Job> Write every record out again exactly as given.

------ Task input

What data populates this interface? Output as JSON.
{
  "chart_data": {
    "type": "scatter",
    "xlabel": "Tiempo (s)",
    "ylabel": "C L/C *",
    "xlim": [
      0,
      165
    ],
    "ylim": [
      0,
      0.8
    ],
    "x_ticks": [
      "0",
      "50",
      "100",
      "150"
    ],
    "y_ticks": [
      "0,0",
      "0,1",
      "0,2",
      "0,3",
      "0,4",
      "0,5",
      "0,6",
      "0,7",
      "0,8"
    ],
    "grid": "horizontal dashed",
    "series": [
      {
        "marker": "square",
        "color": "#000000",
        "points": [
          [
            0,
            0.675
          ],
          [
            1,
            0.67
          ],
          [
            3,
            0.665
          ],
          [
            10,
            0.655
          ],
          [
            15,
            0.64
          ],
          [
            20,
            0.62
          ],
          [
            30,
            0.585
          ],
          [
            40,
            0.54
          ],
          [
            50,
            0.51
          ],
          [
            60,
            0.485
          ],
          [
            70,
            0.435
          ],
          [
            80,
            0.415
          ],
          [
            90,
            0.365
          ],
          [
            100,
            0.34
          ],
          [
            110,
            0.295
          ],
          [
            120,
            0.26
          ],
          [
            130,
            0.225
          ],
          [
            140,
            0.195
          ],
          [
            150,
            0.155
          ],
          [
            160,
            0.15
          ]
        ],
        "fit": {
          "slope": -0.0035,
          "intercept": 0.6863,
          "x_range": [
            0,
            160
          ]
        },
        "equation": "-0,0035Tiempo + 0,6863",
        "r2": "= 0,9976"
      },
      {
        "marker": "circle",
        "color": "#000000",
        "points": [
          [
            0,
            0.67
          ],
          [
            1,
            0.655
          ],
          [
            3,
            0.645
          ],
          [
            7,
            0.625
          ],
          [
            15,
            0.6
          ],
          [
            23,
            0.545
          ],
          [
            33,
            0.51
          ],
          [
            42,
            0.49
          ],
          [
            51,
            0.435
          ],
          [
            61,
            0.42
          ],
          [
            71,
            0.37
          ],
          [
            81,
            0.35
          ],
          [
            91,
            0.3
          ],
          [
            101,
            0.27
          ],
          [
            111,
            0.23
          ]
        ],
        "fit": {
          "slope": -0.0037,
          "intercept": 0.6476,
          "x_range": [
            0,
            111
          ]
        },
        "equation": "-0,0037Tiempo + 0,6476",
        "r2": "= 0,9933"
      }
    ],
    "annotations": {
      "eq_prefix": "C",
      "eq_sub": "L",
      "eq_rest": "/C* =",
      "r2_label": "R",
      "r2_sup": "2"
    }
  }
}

------------

Result>
What data populates this interface? Output as JSON.
{
  "chart_data": {
    "type": "scatter",
    "xlabel": "Tiempo (s)",
    "ylabel": "C L/C *",
    "xlim": [
      0,
      165
    ],
    "ylim": [
      0,
      0.8
    ],
    "x_ticks": [
      "0",
      "50",
      "100",
      "150"
    ],
    "y_ticks": [
      "0,0",
      "0,1",
      "0,2",
      "0,3",
      "0,4",
      "0,5",
      "0,6",
      "0,7",
      "0,8"
    ],
    "grid": "horizontal dashed",
    "series": [
      {
        "marker": "square",
        "color": "#000000",
        "points": [
          [
            0,
            0.675
          ],
          [
            1,
            0.67
          ],
          [
            3,
            0.665
          ],
          [
            10,
            0.655
          ],
          [
            15,
            0.64
          ],
          [
            20,
            0.62
          ],
          [
            30,
            0.585
          ],
          [
            40,
            0.54
          ],
          [
            50,
            0.51
          ],
          [
            60,
            0.485
          ],
          [
            70,
            0.435
          ],
          [
            80,
            0.415
          ],
          [
            90,
            0.365
          ],
          [
            100,
            0.34
          ],
          [
            110,
            0.295
          ],
          [
            120,
            0.26
          ],
          [
            130,
            0.225
          ],
          [
            140,
            0.195
          ],
          [
            150,
            0.155
          ],
          [
            160,
            0.15
          ]
        ],
        "fit": {
          "slope": -0.0035,
          "intercept": 0.6863,
          "x_range": [
            0,
            160
          ]
        },
        "equation": "-0,0035Tiempo + 0,6863",
        "r2": "= 0,9976"
      },
      {
        "marker": "circle",
        "color": "#000000",
        "points": [
          [
            0,
            0.67
          ],
          [
            1,
            0.655
          ],
          [
            3,
            0.645
          ],
          [
            7,
            0.625
          ],
          [
            15,
            0.6
          ],
          [
            23,
            0.545
          ],
          [
            33,
            0.51
          ],
          [
            42,
            0.49
          ],
          [
            51,
            0.435
          ],
          [
            61,
            0.42
          ],
          [
            71,
            0.37
          ],
          [
            81,
            0.35
          ],
          [
            91,
            0.3
          ],
          [
            101,
            0.27
          ],
          [
            111,
            0.23
          ]
        ],
        "fit": {
          "slope": -0.0037,
          "intercept": 0.6476,
          "x_range": [
            0,
            111
          ]
        },
        "equation": "-0,0037Tiempo + 0,6476",
        "r2": "= 0,9933"
      }
    ],
    "annotations": {
      "eq_prefix": "C",
      "eq_sub": "L",
      "eq_rest": "/C* =",
      "r2_label": "R",
      "r2_sup": "2"
    }
  }
}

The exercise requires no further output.